## The task
Repeat the entire listing exactly.

— begin —

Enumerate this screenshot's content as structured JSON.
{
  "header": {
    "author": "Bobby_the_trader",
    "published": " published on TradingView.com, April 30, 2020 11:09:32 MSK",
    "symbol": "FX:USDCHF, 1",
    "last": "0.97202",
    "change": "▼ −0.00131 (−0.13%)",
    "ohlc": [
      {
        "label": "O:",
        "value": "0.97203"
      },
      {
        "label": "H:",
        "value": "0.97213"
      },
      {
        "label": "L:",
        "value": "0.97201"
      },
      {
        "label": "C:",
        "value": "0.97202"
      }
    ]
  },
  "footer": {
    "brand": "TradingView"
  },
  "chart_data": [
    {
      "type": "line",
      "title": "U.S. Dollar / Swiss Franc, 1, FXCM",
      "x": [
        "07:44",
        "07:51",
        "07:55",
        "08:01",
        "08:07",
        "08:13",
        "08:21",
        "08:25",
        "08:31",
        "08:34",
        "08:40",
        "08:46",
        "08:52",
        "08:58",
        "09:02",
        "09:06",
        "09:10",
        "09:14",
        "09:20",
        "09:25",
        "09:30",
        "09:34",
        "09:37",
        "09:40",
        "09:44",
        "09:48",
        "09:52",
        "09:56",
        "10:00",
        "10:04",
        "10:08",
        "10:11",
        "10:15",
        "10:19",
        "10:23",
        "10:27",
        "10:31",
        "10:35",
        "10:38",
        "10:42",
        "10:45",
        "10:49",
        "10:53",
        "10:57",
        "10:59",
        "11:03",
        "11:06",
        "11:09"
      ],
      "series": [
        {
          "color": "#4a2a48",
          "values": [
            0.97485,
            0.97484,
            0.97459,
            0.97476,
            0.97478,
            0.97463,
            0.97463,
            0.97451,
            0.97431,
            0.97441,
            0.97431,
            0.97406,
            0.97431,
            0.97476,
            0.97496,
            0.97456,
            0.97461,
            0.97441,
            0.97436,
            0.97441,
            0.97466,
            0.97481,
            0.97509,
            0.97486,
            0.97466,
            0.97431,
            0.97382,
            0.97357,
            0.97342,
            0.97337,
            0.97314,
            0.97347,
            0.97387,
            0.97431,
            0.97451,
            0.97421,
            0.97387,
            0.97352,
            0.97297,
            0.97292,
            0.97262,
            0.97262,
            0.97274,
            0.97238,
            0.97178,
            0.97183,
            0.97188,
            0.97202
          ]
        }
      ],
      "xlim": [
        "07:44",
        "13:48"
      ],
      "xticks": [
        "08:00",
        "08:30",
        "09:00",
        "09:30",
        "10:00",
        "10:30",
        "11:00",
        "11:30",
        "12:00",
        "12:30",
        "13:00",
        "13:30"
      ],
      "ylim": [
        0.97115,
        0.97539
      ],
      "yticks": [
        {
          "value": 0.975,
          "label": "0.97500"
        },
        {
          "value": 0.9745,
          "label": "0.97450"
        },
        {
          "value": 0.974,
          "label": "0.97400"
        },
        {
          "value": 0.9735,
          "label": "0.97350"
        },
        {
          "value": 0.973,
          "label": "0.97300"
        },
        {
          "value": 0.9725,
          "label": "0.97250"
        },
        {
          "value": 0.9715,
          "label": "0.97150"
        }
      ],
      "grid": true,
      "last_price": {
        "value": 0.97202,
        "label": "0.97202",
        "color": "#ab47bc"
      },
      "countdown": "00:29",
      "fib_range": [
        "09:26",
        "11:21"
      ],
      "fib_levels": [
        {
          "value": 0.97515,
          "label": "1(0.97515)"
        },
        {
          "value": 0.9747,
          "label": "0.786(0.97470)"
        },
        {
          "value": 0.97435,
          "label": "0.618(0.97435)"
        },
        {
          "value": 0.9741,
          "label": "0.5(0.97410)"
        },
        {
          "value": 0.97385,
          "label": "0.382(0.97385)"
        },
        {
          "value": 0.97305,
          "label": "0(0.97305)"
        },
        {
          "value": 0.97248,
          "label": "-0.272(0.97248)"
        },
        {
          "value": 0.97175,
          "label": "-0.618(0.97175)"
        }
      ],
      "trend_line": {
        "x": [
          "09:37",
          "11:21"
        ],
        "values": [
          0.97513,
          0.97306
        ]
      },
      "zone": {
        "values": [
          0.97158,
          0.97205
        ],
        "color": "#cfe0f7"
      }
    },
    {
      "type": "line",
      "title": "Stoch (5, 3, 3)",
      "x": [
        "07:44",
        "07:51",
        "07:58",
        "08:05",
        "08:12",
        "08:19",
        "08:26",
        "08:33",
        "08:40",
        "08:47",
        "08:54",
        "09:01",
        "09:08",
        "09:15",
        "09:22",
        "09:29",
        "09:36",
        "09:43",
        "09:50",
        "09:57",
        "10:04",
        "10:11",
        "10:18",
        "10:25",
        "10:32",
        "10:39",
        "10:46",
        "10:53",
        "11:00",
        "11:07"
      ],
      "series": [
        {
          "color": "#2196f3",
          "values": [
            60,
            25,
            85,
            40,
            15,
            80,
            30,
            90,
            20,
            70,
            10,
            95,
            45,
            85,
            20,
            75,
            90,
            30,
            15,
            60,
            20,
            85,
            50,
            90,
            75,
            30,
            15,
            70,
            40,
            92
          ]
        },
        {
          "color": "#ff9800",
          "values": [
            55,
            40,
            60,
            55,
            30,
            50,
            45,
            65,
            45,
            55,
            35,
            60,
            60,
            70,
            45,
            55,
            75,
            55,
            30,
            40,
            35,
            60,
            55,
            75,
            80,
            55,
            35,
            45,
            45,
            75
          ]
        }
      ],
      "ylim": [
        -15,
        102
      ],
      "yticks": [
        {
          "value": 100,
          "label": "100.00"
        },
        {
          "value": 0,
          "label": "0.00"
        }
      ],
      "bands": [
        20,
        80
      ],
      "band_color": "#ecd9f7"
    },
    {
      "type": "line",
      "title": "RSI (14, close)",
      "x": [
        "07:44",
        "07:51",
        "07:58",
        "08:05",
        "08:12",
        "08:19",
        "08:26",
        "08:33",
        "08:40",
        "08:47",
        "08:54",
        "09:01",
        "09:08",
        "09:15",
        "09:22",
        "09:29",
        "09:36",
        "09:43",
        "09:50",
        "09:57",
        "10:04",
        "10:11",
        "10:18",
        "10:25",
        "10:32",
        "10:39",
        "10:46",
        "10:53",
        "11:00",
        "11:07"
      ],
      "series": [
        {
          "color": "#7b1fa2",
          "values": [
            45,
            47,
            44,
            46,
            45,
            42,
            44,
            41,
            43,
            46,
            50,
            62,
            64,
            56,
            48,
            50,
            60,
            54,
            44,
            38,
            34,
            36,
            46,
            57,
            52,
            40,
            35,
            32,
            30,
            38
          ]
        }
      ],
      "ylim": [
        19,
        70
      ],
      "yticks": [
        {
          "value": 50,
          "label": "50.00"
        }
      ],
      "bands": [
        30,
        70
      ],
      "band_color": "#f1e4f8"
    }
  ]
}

— end —

## Completed task
Enumerate this screenshot's content as structured JSON.
{
  "header": {
    "author": "Bobby_the_trader",
    "published": " published on TradingView.com, April 30, 2020 11:09:32 MSK",
    "symbol": "FX:USDCHF, 1",
    "last": "0.97202",
    "change": "▼ −0.00131 (−0.13%)",
    "ohlc": [
      {
        "label": "O:",
        "value": "0.97203"
      },
      {
        "label": "H:",
        "value": "0.97213"
      },
      {
        "label": "L:",
        "value": "0.97201"
      },
      {
        "label": "C:",
        "value": "0.97202"
      }
    ]
  },
  "footer": {
    "brand": "TradingView"
  },
  "chart_data": [
    {
      "type": "line",
      "title": "U.S. Dollar / Swiss Franc, 1, FXCM",
      "x": [
        "07:44",
        "07:51",
        "07:55",
        "08:01",
        "08:07",
        "08:13",
        "08:21",
        "08:25",
        "08:31",
        "08:34",
        "08:40",
        "08:46",
        "08:52",
        "08:58",
        "09:02",
        "09:06",
        "09:10",
        "09:14",
        "09:20",
        "09:25",
        "09:30",
        "09:34",
        "09:37",
        "09:40",
        "09:44",
        "09:48",
        "09:52",
        "09:56",
        "10:00",
        "10:04",
        "10:08",
        "10:11",
        "10:15",
        "10:19",
        "10:23",
        "10:27",
        "10:31",
        "10:35",
        "10:38",
        "10:42",
        "10:45",
        "10:49",
        "10:53",
        "10:57",
        "10:59",
        "11:03",
        "11:06",
        "11:09"
      ],
      "series": [
        {
          "color": "#4a2a48",
          "values": [
            0.97485,
            0.97484,
            0.97459,
            0.97476,
            0.97478,
            0.97463,
            0.97463,
            0.97451,
            0.97431,
            0.97441,
            0.97431,
            0.97406,
            0.97431,
            0.97476,
            0.97496,
            0.97456,
            0.97461,
            0.97441,
            0.97436,
            0.97441,
            0.97466,
            0.97481,
            0.97509,
            0.97486,
            0.97466,
            0.97431,
            0.97382,
            0.97357,
            0.97342,
            0.97337,
            0.97314,
            0.97347,
            0.97387,
            0.97431,
            0.97451,
            0.97421,
            0.97387,
            0.97352,
            0.97297,
            0.97292,
            0.97262,
            0.97262,
            0.97274,
            0.97238,
            0.97178,
            0.97183,
            0.97188,
            0.97202
          ]
        }
      ],
      "xlim": [
        "07:44",
        "13:48"
      ],
      "xticks": [
        "08:00",
        "08:30",
        "09:00",
        "09:30",
        "10:00",
        "10:30",
        "11:00",
        "11:30",
        "12:00",
        "12:30",
        "13:00",
        "13:30"
      ],
      "ylim": [
        0.97115,
        0.97539
      ],
      "yticks": [
        {
          "value": 0.975,
          "label": "0.97500"
        },
        {
          "value": 0.9745,
          "label": "0.97450"
        },
        {
          "value": 0.974,
          "label": "0.97400"
        },
        {
          "value": 0.9735,
          "label": "0.97350"
        },
        {
          "value": 0.973,
          "label": "0.97300"
        },
        {
          "value": 0.9725,
          "label": "0.97250"
        },
        {
          "value": 0.9715,
          "label": "0.97150"
        }
      ],
      "grid": true,
      "last_price": {
        "value": 0.97202,
        "label": "0.97202",
        "color": "#ab47bc"
      },
      "countdown": "00:29",
      "fib_range": [
        "09:26",
        "11:21"
      ],
      "fib_levels": [
        {
          "value": 0.97515,
          "label": "1(0.97515)"
        },
        {
          "value": 0.9747,
          "label": "0.786(0.97470)"
        },
        {
          "value": 0.97435,
          "label": "0.618(0.97435)"
        },
        {
          "value": 0.9741,
          "label": "0.5(0.97410)"
        },
        {
          "value": 0.97385,
          "label": "0.382(0.97385)"
        },
        {
          "value": 0.97305,
          "label": "0(0.97305)"
        },
        {
          "value": 0.97248,
          "label": "-0.272(0.97248)"
        },
        {
          "value": 0.97175,
          "label": "-0.618(0.97175)"
        }
      ],
      "trend_line": {
        "x": [
          "09:37",
          "11:21"
        ],
        "values": [
          0.97513,
          0.97306
        ]
      },
      "zone": {
        "values": [
          0.97158,
          0.97205
        ],
        "color": "#cfe0f7"
      }
    },
    {
      "type": "line",
      "title": "Stoch (5, 3, 3)",
      "x": [
        "07:44",
        "07:51",
        "07:58",
        "08:05",
        "08:12",
        "08:19",
        "08:26",
        "08:33",
        "08:40",
        "08:47",
        "08:54",
        "09:01",
        "09:08",
        "09:15",
        "09:22",
        "09:29",
        "09:36",
        "09:43",
        "09:50",
        "09:57",
        "10:04",
        "10:11",
        "10:18",
        "10:25",
        "10:32",
        "10:39",
        "10:46",
        "10:53",
        "11:00",
        "11:07"
      ],
      "series": [
        {
          "color": "#2196f3",
          "values": [
            60,
            25,
            85,
            40,
            15,
            80,
            30,
            90,
            20,
            70,
            10,
            95,
            45,
            85,
            20,
            75,
            90,
            30,
            15,
            60,
            20,
            85,
            50,
            90,
            75,
            30,
            15,
            70,
            40,
            92
          ]
        },
        {
          "color": "#ff9800",
          "values": [
            55,
            40,
            60,
            55,
            30,
            50,
            45,
            65,
            45,
            55,
            35,
            60,
            60,
            70,
            45,
            55,
            75,
            55,
            30,
            40,
            35,
            60,
            55,
            75,
            80,
            55,
            35,
            45,
            45,
            75
          ]
        }
      ],
      "ylim": [
        -15,
        102
      ],
      "yticks": [
        {
          "value": 100,
          "label": "100.00"
        },
        {
          "value": 0,
          "label": "0.00"
        }
      ],
      "bands": [
        20,
        80
      ],
      "band_color": "#ecd9f7"
    },
    {
      "type": "line",
      "title": "RSI (14, close)",
      "x": [
        "07:44",
        "07:51",
        "07:58",
        "08:05",
        "08:12",
        "08:19",
        "08:26",
        "08:33",
        "08:40",
        "08:47",
        "08:54",
        "09:01",
        "09:08",
        "09:15",
        "09:22",
        "09:29",
        "09:36",
        "09:43",
        "09:50",
        "09:57",
        "10:04",
        "10:11",
        "10:18",
        "10:25",
        "10:32",
        "10:39",
        "10:46",
        "10:53",
        "11:00",
        "11:07"
      ],
      "series": [
        {
          "color": "#7b1fa2",
          "values": [
            45,
            47,
            44,
            46,
            45,
            42,
            44,
            41,
            43,
            46,
            50,
            62,
            64,
            56,
            48,
            50,
            60,
            54,
            44,
            38,
            34,
            36,
            46,
            57,
            52,
            40,
            35,
            32,
            30,
            38
          ]
        }
      ],
      "ylim": [
        19,
        70
      ],
      "yticks": [
        {
          "value": 50,
          "label": "50.00"
        }
      ],
      "bands": [
        30,
        70
      ],
      "band_color": "#f1e4f8"
    }
  ]
}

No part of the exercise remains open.